* [TO BE DONE]: Reproduce each line bearing the word "root".

* [STORED DATA]:
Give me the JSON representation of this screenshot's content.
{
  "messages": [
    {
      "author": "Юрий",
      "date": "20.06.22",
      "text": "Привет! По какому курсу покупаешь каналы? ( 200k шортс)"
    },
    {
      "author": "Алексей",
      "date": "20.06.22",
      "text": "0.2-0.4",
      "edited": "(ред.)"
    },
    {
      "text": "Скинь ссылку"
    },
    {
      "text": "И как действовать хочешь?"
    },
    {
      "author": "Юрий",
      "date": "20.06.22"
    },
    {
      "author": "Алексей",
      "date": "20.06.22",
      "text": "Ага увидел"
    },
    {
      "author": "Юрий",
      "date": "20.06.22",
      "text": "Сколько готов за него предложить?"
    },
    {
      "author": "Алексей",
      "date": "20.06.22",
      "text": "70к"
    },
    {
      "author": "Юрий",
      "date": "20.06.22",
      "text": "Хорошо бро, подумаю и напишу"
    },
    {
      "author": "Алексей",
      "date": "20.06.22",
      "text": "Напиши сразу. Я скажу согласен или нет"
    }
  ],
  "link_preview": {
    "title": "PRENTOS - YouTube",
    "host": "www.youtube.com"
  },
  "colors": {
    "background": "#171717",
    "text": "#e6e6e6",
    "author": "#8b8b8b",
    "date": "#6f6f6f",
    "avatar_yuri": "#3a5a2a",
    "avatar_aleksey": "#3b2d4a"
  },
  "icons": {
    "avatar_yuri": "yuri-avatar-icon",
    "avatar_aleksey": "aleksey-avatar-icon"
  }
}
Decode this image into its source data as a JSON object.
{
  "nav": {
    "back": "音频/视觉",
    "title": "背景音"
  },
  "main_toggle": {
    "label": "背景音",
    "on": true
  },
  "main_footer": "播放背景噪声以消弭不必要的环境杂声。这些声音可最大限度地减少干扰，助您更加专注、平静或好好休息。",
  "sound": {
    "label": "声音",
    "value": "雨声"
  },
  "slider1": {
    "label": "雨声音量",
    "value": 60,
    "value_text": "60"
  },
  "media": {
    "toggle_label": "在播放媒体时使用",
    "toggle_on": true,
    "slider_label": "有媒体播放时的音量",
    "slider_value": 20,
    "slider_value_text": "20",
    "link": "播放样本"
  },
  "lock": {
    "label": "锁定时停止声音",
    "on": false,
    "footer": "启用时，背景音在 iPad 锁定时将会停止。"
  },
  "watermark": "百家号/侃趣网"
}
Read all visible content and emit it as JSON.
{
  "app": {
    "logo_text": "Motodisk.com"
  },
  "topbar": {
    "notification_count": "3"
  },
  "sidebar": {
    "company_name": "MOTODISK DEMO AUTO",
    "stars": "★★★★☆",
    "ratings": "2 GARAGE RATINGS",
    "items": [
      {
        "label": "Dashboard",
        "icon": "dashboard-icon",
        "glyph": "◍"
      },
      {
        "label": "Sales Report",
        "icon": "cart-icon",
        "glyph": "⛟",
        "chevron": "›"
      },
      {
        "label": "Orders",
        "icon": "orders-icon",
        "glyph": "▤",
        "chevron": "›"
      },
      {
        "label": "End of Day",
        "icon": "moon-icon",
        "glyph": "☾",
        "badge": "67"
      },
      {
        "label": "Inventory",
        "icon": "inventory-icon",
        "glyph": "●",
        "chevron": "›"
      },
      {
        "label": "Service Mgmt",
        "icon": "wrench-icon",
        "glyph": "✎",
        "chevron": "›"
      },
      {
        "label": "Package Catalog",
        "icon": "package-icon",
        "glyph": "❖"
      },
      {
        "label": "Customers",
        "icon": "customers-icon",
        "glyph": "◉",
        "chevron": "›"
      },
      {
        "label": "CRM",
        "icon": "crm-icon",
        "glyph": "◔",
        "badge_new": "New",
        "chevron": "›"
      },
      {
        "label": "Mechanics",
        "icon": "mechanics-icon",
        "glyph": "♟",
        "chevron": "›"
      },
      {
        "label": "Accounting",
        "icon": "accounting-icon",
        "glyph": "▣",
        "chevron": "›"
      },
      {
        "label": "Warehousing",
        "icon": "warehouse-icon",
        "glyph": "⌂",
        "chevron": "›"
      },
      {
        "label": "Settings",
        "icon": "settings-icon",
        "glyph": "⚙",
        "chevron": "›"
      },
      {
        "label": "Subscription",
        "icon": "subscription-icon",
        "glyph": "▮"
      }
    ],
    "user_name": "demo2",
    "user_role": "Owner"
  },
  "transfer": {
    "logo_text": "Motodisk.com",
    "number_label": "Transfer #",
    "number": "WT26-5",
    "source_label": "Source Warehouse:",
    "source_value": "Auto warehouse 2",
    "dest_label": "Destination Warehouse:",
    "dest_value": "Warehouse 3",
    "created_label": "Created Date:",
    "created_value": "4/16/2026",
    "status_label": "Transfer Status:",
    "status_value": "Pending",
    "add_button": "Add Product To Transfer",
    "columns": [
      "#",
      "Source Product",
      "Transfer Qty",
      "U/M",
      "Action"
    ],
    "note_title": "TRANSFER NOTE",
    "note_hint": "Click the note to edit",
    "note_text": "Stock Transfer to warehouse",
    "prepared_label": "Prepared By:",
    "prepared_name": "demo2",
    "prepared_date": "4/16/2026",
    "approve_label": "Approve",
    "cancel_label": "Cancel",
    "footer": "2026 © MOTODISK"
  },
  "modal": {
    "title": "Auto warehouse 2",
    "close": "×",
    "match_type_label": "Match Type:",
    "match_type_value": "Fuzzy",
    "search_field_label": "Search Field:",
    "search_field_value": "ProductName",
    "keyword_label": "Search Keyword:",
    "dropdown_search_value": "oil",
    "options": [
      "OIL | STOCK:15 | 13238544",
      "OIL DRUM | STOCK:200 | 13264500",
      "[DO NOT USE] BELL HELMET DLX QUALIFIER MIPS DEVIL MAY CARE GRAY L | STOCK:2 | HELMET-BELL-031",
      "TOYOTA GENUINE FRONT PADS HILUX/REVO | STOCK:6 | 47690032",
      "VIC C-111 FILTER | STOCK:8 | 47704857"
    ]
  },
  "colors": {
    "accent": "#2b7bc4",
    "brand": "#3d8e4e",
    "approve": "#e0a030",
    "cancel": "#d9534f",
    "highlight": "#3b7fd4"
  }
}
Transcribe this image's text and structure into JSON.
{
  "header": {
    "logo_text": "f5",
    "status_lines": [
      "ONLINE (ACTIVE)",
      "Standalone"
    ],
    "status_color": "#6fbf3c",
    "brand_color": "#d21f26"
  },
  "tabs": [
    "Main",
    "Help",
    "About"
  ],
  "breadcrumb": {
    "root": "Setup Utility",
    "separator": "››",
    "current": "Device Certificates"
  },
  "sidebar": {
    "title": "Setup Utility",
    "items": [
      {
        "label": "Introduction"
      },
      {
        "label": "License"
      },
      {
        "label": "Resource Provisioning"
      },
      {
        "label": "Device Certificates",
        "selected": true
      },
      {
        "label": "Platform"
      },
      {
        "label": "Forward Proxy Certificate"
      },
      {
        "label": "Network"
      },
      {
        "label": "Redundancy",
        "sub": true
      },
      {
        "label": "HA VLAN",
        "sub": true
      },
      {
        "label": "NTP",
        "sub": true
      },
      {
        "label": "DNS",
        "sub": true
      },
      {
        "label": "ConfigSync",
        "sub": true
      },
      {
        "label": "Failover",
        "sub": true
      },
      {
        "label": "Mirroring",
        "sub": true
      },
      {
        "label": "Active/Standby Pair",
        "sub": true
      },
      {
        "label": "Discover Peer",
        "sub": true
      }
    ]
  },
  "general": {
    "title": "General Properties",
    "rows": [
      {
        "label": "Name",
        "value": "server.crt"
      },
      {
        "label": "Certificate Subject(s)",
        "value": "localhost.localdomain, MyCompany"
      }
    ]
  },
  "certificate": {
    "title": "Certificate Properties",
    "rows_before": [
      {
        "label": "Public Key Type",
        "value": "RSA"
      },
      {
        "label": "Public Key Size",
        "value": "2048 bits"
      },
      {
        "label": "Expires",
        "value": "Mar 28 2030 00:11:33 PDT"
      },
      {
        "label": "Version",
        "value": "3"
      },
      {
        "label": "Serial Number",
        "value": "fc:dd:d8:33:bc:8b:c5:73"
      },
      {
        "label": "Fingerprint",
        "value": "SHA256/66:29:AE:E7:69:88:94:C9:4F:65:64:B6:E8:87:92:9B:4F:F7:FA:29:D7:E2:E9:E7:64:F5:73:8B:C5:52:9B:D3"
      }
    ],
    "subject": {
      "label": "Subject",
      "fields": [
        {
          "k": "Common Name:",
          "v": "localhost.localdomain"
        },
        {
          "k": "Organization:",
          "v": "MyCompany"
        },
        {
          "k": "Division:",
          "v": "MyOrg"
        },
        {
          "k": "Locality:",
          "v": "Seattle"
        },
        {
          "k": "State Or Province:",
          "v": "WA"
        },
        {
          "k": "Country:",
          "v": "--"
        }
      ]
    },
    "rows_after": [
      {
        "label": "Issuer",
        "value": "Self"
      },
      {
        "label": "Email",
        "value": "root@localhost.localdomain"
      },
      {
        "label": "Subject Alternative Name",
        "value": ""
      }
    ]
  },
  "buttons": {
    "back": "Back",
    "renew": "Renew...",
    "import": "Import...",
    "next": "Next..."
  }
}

* [COMPLETE RESPONSE]:
    "root": "Setup Utility",
        "value": "root@localhost.localdomain"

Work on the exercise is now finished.